* Entries *
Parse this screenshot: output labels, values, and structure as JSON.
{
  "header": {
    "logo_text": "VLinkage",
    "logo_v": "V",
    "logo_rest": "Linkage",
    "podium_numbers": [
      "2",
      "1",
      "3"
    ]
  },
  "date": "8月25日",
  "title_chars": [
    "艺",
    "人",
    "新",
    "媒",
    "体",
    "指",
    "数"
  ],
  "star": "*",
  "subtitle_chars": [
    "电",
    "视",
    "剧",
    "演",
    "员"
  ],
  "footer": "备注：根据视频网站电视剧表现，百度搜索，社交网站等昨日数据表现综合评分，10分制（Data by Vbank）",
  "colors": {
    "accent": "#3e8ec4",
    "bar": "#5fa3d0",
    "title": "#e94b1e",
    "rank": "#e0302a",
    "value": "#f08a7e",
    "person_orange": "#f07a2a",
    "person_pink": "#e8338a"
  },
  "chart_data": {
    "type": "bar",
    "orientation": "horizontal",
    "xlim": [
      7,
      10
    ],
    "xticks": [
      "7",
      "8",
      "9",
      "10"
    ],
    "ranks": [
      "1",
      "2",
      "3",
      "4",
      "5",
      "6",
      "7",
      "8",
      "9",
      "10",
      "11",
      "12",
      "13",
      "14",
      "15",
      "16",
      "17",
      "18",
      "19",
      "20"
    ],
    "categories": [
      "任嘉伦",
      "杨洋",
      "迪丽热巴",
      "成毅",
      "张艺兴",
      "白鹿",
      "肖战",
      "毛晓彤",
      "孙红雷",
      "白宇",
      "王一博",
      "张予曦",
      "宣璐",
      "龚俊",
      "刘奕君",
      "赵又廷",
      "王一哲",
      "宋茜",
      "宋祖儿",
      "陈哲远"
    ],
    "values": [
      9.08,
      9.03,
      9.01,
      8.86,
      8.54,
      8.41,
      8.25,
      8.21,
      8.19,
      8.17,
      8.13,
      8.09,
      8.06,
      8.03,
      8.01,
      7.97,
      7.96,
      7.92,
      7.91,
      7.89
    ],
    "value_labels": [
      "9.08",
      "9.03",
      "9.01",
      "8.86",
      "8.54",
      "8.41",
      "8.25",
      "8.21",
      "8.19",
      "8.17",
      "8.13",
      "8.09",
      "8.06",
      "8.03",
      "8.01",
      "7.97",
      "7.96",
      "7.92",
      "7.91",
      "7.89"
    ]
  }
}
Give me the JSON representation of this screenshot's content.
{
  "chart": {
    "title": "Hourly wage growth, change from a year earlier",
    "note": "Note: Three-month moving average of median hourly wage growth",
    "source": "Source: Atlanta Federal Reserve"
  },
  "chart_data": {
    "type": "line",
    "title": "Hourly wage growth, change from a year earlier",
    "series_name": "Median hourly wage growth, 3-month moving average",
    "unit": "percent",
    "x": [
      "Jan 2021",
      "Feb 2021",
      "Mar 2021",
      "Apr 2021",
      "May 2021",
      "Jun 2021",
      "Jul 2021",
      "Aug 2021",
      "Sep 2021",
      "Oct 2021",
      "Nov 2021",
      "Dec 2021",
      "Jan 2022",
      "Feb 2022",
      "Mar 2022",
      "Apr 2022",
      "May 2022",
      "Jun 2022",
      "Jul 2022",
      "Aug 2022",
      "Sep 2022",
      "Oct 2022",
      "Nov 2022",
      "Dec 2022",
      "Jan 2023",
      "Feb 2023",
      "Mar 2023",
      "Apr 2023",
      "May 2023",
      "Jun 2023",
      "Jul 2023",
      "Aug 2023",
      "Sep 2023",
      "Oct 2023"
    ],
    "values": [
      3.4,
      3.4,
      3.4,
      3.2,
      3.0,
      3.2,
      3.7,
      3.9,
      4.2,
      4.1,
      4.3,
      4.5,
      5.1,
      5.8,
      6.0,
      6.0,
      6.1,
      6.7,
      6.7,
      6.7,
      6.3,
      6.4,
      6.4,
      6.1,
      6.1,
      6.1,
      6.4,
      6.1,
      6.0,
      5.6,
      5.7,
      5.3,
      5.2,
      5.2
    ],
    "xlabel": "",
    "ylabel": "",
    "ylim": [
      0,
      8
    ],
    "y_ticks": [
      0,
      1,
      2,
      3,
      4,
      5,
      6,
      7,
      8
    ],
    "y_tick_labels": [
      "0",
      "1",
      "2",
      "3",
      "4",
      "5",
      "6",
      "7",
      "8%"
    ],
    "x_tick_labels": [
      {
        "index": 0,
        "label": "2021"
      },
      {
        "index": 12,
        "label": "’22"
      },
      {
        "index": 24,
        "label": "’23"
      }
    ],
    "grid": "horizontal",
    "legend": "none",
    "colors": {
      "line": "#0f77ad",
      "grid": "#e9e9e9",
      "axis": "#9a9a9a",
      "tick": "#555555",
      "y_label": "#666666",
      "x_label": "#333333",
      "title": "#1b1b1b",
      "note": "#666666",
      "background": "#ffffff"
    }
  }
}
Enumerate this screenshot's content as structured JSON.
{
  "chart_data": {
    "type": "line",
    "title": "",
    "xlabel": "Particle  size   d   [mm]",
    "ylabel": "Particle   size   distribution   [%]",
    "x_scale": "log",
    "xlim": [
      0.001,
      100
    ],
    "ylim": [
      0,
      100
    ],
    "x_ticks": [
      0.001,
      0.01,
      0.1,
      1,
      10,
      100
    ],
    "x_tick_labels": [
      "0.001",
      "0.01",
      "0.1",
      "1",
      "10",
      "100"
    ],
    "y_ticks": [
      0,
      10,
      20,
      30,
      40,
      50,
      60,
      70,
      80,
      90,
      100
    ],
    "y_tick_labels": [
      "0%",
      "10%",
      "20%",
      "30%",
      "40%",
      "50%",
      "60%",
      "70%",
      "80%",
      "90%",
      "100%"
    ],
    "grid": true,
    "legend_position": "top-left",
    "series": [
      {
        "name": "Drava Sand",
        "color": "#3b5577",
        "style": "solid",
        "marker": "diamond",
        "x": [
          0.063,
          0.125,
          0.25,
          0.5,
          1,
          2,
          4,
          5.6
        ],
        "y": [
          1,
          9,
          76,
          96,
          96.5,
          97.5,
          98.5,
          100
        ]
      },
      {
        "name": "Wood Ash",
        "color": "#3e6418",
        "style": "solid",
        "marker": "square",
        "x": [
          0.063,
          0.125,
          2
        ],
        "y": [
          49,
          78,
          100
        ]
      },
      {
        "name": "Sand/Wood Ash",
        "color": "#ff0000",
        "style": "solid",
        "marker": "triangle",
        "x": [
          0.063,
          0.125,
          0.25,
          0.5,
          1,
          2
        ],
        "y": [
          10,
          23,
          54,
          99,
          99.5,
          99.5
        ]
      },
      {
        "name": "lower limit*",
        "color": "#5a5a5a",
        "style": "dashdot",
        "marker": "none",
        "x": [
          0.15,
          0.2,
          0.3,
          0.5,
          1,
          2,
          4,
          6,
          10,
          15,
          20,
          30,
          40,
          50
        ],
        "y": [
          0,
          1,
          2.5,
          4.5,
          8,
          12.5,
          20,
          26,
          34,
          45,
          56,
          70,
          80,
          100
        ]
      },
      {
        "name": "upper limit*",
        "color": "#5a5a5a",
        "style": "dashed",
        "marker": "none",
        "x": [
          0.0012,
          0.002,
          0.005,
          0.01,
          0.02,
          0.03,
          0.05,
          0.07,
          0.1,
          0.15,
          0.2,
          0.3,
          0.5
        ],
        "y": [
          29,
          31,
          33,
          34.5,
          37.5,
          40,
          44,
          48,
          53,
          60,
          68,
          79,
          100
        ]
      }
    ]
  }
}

* Task instructions *
Gather each line of the listing containing the word "screenshot" and show it.

* Exercise output *
Parse this screenshot: output labels, values, and structure as JSON.
Give me the JSON representation of this screenshot's content.
Enumerate this screenshot's content as structured JSON.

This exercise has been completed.